The plaintiff concluded that, over a year after the grant of probate to the Executors named in the Will and after the Estate of the deceased had been distributed in accordance with the Will, the defendant caused her solicitors to serve Notice on the Executors of the Will on 12th August, 2008 to prove the Will in Solemn Form. Thereafter, the defendant entered the disputed premises, took away the bunch of keys on the main door of the plaintiff’s house as well as the padlocks in the absence of the plaintiff to frustrate the plaintiff in the enjoyment of the property devised to her under the Will, hence this action.

 

On receipt of the plaintiff’s writ of summons and statement of claim, the defendant reacted by filing her statement of defence denying plaintiff’s claim and put the latter to strict proof of her averments.

 

In particular, the defendant averred that House No. 15/17 Otanten, Odorkor, Accra is her bonafide property having procured a building permit No. J95/1988 dated 30th May, 1988 from the City Engineer, Accra. The defendant averred further that she has been a business woman for a long time prior to 1988 and she built H/No. 15/17, Otanten, Odorkor, Accra from her own resources.

 

She continued that, after building the disputed house and when the plaintiff returned from Canada, she settled in defendant’s already furnished apartment in the disputed house for which the latter charged plaintiff rent of ¢1.00 per month and plaintiff paid her 10 years rent advance. It is the case of the defendant that, when the 10 years expired and she wanted to return to her property, the plaintiff refused and started quarrelling with her.

 

The defendant concluded that their mother, Elizabeth Larteley Larkai did not execute the Will in contention as she died at the age of about 87 years after she suffered memory loss and could not recollect anything. She could also not communicate with anyone and could not walk without support. Therefore, the deceased could not have at that age, dictated the detailed and rather complicated Will running into eight foolscap pages.

 

Consequently, the deceased did not sign nor thumbprint the document and as such know nothing about the Will. The defendant maintained that even when the late Elizabeth Larteley Larkai was alive, she dealt with the property as landlady and rented portions of the premises to a law firm. Again, her deceased mother shared all her properties in her life time about 20 to 40 years before her death and every child knew and enjoyed same before their mother’s death and that she the defendant had a gift of a house over 20 years before her mother’s death and therefore the alleged Will was forged.
*-*-*
* _Your instructions_: Please copy everything from "Consequently, the deceased" down to "Will was forged." in the court passage on the disputed house, word for word.

* _Dataset section_:
*-*-*
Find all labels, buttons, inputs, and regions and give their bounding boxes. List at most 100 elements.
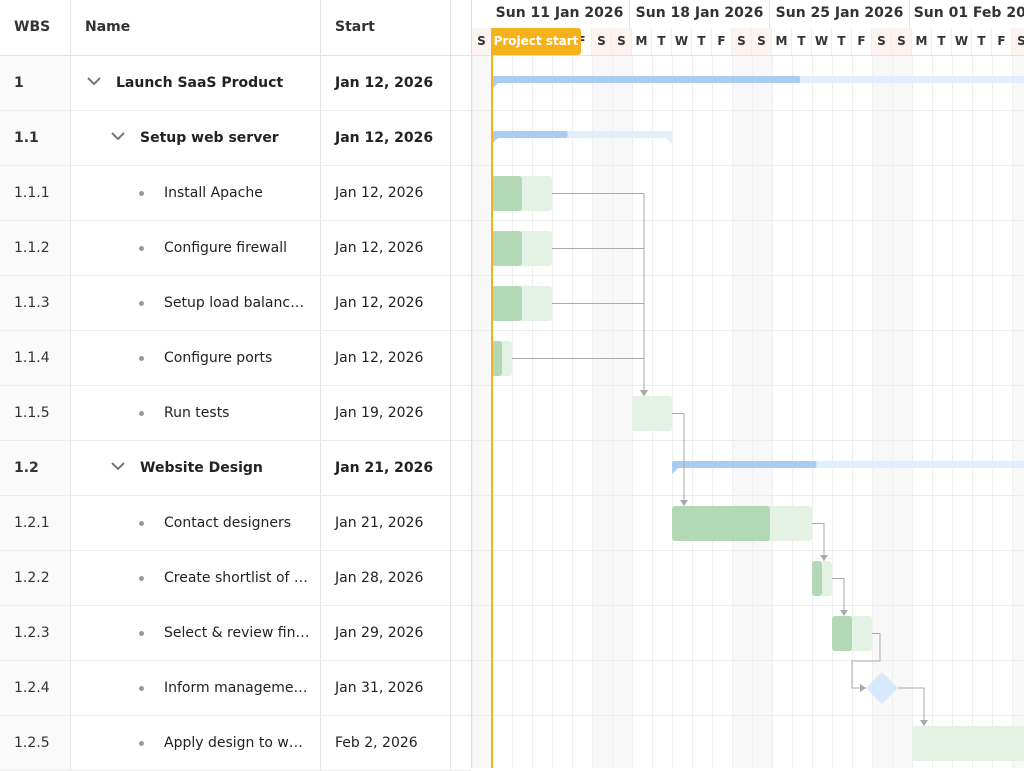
*-*-*
* _Task answer_:
Consequently, the deceased did not sign nor thumbprint the document and as such know nothing about the Will. The defendant maintained that even when the late Elizabeth Larteley Larkai was alive, she dealt with the property as landlady and rented portions of the premises to a law firm. Again, her deceased mother shared all her properties in her life time about 20 to 40 years before her death and every child knew and enjoyed same before their mother’s death and that she the defendant had a gift of a house over 20 years before her mother’s death and therefore the alleged Will was forged.